> **Direction**
Across the listing below, count the lines that mention the string "UKOil". Reply with the figure only.

■ ■ ■

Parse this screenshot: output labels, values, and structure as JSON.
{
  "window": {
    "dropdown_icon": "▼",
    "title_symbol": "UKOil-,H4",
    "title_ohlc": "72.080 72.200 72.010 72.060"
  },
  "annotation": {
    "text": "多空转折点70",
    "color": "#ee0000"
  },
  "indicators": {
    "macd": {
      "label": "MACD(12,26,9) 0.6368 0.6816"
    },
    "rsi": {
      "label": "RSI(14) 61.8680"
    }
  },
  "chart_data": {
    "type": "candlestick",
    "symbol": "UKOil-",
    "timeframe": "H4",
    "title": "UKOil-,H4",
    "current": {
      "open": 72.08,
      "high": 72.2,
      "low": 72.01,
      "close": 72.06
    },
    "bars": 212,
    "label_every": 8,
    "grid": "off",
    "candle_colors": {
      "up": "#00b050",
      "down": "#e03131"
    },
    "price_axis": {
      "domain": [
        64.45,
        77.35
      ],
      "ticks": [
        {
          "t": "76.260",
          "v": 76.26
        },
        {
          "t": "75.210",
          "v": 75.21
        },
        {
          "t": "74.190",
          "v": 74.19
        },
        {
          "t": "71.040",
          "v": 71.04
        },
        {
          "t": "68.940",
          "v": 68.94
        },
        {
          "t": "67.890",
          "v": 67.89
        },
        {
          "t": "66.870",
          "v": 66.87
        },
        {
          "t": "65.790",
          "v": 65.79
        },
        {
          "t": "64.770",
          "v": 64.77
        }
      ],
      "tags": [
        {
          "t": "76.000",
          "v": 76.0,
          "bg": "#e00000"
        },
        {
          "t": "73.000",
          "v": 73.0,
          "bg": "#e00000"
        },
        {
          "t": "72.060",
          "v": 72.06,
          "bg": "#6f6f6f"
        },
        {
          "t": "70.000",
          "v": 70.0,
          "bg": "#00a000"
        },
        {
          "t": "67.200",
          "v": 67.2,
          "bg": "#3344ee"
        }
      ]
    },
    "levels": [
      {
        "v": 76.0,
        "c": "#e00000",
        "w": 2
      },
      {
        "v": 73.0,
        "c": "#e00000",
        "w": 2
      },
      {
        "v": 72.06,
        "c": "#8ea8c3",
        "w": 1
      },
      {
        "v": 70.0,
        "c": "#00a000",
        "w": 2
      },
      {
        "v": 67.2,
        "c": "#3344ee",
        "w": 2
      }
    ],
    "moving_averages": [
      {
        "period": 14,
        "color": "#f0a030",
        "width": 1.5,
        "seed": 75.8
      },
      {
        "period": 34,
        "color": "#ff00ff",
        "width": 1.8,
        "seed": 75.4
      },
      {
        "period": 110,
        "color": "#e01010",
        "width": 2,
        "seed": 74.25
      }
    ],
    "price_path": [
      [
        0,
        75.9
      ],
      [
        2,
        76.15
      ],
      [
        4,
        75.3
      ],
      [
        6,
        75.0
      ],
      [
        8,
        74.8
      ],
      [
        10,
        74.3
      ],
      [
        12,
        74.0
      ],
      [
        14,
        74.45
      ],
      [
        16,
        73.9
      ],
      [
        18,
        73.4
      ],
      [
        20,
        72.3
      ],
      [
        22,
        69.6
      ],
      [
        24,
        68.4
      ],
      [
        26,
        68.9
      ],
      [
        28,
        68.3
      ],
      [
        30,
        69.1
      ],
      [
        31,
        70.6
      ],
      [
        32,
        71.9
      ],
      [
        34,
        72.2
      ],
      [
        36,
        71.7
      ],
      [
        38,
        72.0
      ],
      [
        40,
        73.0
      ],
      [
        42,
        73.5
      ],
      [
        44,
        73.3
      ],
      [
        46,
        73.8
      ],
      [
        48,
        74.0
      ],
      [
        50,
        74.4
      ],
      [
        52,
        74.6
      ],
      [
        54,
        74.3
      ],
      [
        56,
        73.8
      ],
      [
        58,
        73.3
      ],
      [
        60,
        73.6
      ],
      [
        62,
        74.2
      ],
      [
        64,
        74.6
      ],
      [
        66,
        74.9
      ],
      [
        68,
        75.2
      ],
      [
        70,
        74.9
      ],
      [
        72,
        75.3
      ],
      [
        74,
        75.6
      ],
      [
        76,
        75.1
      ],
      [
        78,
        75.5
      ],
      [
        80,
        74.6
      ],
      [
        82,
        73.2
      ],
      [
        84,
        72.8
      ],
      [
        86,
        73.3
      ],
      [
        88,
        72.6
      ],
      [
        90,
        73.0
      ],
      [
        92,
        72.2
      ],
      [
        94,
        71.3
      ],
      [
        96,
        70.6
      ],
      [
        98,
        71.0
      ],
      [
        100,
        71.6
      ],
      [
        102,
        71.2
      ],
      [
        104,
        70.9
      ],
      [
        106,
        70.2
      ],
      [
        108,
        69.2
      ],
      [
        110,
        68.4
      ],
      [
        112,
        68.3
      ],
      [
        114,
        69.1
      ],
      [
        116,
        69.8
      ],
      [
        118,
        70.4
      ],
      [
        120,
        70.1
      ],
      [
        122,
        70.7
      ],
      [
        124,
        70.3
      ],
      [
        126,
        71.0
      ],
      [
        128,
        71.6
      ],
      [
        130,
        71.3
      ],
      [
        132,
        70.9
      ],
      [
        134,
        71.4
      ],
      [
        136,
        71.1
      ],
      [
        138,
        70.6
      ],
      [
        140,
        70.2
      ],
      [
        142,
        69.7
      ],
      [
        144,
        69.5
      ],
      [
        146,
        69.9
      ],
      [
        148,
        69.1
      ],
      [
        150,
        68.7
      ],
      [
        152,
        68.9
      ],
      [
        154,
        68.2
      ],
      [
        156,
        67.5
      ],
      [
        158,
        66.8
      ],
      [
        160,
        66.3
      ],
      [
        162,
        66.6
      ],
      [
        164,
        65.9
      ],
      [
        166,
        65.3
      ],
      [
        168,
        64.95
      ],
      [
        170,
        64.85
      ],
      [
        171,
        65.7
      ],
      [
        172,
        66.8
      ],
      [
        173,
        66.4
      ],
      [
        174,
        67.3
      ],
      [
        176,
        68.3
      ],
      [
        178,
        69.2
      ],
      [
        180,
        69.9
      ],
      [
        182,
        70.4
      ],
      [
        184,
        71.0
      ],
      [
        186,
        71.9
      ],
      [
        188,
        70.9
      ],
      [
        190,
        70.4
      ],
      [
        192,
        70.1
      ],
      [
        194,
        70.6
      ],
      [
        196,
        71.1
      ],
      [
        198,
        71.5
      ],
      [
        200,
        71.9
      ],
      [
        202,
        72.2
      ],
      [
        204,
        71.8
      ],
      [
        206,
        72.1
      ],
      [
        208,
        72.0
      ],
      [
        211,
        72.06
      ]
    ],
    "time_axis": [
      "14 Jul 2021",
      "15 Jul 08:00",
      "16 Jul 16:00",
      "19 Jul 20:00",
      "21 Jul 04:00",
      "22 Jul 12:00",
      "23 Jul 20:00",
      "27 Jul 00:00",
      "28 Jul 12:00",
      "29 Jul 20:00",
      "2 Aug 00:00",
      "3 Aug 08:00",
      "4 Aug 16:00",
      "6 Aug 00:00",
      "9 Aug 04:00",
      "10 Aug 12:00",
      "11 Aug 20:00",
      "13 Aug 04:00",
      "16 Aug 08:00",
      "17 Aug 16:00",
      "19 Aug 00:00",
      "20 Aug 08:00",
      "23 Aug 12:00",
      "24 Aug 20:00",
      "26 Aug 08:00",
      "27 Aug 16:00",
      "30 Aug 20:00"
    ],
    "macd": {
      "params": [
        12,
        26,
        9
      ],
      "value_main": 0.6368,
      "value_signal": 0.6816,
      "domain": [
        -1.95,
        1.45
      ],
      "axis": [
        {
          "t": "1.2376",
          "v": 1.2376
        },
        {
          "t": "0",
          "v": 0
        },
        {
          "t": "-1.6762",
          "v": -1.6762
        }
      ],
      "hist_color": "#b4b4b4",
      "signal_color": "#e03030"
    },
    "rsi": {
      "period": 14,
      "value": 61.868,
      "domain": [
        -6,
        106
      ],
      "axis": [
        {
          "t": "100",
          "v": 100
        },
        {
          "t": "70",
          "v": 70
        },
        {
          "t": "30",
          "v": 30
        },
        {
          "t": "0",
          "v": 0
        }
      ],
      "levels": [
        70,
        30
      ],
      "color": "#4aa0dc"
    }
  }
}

■ ■ ■

> **Answer to this exercise**
3